▸ Given exercise: Every line below is to be quoted exactly, with nothing added or dropped.

##########

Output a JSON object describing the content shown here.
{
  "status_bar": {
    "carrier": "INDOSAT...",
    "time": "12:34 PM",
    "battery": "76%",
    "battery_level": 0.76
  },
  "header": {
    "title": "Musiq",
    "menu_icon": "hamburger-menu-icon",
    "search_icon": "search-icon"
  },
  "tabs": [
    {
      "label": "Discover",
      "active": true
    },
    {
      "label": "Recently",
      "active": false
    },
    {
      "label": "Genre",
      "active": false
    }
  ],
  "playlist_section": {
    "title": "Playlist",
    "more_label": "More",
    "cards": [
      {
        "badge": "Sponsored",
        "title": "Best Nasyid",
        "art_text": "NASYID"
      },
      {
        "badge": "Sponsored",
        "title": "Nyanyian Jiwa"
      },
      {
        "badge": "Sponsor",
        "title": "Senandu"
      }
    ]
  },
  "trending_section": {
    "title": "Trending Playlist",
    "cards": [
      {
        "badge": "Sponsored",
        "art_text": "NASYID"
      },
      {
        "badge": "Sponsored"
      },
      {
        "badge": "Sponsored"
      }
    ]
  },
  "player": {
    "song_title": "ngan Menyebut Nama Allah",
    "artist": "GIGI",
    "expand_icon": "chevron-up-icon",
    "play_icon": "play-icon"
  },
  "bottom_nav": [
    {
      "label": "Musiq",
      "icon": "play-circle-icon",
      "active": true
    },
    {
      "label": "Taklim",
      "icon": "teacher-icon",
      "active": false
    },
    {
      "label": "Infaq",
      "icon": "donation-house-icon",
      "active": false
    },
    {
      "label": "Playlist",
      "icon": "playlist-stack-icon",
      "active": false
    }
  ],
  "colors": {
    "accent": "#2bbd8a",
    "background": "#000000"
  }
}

##########

▸ Result of this exercise:
Output a JSON object describing the content shown here.
{
  "status_bar": {
    "carrier": "INDOSAT...",
    "time": "12:34 PM",
    "battery": "76%",
    "battery_level": 0.76
  },
  "header": {
    "title": "Musiq",
    "menu_icon": "hamburger-menu-icon",
    "search_icon": "search-icon"
  },
  "tabs": [
    {
      "label": "Discover",
      "active": true
    },
    {
      "label": "Recently",
      "active": false
    },
    {
      "label": "Genre",
      "active": false
    }
  ],
  "playlist_section": {
    "title": "Playlist",
    "more_label": "More",
    "cards": [
      {
        "badge": "Sponsored",
        "title": "Best Nasyid",
        "art_text": "NASYID"
      },
      {
        "badge": "Sponsored",
        "title": "Nyanyian Jiwa"
      },
      {
        "badge": "Sponsor",
        "title": "Senandu"
      }
    ]
  },
  "trending_section": {
    "title": "Trending Playlist",
    "cards": [
      {
        "badge": "Sponsored",
        "art_text": "NASYID"
      },
      {
        "badge": "Sponsored"
      },
      {
        "badge": "Sponsored"
      }
    ]
  },
  "player": {
    "song_title": "ngan Menyebut Nama Allah",
    "artist": "GIGI",
    "expand_icon": "chevron-up-icon",
    "play_icon": "play-icon"
  },
  "bottom_nav": [
    {
      "label": "Musiq",
      "icon": "play-circle-icon",
      "active": true
    },
    {
      "label": "Taklim",
      "icon": "teacher-icon",
      "active": false
    },
    {
      "label": "Infaq",
      "icon": "donation-house-icon",
      "active": false
    },
    {
      "label": "Playlist",
      "icon": "playlist-stack-icon",
      "active": false
    }
  ],
  "colors": {
    "accent": "#2bbd8a",
    "background": "#000000"
  }
}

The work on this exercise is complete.